What you are asked to do: Tally the lines that hold the string "document", and reply with the count alone.
## Begin
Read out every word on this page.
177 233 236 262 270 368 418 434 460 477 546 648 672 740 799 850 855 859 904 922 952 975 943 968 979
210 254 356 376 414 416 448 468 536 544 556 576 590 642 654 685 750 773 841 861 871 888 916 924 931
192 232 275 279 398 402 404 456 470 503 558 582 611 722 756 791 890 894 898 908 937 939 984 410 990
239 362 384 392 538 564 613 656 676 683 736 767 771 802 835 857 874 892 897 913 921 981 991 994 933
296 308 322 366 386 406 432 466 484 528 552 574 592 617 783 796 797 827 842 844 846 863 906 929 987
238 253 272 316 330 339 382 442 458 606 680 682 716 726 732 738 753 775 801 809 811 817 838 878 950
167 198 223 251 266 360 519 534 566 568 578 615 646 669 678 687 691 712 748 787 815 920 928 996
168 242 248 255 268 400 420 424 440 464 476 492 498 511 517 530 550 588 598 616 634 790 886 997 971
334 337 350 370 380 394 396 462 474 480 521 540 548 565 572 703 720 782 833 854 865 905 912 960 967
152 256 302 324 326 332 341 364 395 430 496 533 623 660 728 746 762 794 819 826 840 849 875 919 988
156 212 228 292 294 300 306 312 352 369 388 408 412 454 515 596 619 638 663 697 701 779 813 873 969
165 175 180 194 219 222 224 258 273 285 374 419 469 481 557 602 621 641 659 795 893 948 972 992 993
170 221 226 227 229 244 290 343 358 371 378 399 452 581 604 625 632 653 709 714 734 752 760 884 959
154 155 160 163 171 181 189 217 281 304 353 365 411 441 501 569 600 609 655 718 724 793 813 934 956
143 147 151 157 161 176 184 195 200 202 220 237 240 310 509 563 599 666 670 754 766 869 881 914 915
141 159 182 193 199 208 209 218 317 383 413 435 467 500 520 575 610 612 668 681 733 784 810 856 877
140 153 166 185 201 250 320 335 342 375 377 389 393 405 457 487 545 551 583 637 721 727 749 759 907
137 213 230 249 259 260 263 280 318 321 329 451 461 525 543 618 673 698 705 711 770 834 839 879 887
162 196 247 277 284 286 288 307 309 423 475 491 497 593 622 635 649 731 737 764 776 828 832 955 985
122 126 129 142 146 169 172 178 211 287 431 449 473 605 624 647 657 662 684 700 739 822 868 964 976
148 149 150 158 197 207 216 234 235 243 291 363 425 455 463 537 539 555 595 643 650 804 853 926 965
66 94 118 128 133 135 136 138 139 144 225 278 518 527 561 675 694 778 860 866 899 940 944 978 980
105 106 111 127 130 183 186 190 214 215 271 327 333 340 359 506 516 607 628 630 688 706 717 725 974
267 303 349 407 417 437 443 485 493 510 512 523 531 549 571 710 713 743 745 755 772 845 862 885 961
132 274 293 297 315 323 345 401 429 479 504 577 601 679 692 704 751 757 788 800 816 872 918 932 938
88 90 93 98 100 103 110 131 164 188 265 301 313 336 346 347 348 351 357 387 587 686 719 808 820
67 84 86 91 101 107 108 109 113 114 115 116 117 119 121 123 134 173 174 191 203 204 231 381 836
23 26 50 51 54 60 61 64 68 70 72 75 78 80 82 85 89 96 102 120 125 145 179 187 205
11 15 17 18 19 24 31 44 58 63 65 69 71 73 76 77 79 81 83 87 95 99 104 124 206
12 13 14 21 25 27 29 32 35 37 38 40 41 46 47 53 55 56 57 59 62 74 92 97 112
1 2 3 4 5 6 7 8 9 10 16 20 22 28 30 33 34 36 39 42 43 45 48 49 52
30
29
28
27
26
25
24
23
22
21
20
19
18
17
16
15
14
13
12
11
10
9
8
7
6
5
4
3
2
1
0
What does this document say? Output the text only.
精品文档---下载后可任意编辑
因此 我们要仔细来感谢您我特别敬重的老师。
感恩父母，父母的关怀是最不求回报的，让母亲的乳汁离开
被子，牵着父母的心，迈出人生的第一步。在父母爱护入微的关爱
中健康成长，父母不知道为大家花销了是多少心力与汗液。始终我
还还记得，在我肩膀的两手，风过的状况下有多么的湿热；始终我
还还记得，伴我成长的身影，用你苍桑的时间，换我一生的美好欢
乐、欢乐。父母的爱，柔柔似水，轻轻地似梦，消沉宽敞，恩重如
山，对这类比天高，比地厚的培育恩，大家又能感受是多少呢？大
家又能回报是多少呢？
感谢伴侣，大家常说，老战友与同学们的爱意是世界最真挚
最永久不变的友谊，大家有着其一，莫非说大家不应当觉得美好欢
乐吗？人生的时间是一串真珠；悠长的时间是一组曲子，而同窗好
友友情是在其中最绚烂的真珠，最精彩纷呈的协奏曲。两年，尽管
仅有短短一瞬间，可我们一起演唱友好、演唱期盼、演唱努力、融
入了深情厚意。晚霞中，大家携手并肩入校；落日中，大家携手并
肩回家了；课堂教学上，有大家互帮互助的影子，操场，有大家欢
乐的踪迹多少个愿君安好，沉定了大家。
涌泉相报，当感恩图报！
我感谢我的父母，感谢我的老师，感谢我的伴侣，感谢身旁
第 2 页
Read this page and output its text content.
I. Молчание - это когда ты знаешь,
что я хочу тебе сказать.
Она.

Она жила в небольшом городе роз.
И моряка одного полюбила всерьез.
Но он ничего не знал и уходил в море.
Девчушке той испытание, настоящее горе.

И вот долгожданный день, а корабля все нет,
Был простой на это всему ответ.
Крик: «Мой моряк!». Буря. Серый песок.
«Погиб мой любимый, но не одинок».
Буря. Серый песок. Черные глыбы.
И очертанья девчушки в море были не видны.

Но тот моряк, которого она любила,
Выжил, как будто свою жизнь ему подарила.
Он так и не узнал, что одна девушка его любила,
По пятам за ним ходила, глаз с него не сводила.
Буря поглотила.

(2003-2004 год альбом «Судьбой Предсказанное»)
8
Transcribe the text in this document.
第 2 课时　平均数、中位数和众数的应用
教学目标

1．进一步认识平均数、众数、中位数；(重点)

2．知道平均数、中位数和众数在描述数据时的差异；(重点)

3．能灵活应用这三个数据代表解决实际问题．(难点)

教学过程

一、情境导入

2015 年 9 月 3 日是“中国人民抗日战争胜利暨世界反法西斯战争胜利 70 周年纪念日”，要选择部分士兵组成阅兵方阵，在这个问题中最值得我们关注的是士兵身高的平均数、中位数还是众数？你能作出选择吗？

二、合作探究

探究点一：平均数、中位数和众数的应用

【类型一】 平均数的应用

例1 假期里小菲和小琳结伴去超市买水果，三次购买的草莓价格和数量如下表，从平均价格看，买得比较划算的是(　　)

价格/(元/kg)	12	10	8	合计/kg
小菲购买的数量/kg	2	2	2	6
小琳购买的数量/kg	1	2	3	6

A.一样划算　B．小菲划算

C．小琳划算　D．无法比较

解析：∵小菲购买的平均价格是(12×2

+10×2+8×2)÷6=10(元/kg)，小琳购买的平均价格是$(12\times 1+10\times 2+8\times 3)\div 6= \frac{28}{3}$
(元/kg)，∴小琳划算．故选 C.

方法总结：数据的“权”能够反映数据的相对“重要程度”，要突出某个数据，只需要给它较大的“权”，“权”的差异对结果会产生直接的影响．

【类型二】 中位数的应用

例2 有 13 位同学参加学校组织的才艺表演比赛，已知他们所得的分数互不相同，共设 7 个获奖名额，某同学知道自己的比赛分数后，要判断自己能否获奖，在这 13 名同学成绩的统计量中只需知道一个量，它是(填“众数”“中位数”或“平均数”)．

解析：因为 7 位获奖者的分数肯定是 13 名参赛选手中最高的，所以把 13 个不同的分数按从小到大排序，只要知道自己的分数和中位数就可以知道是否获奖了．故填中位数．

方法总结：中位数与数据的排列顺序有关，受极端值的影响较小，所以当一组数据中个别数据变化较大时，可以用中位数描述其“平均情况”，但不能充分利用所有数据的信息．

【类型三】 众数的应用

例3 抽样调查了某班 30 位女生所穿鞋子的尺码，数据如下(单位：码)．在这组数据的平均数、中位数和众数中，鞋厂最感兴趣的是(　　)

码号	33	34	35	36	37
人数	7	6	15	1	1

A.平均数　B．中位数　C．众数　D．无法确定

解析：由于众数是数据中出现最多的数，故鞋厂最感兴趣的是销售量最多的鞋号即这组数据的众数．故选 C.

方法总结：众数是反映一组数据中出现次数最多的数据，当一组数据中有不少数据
## End
Reply: 2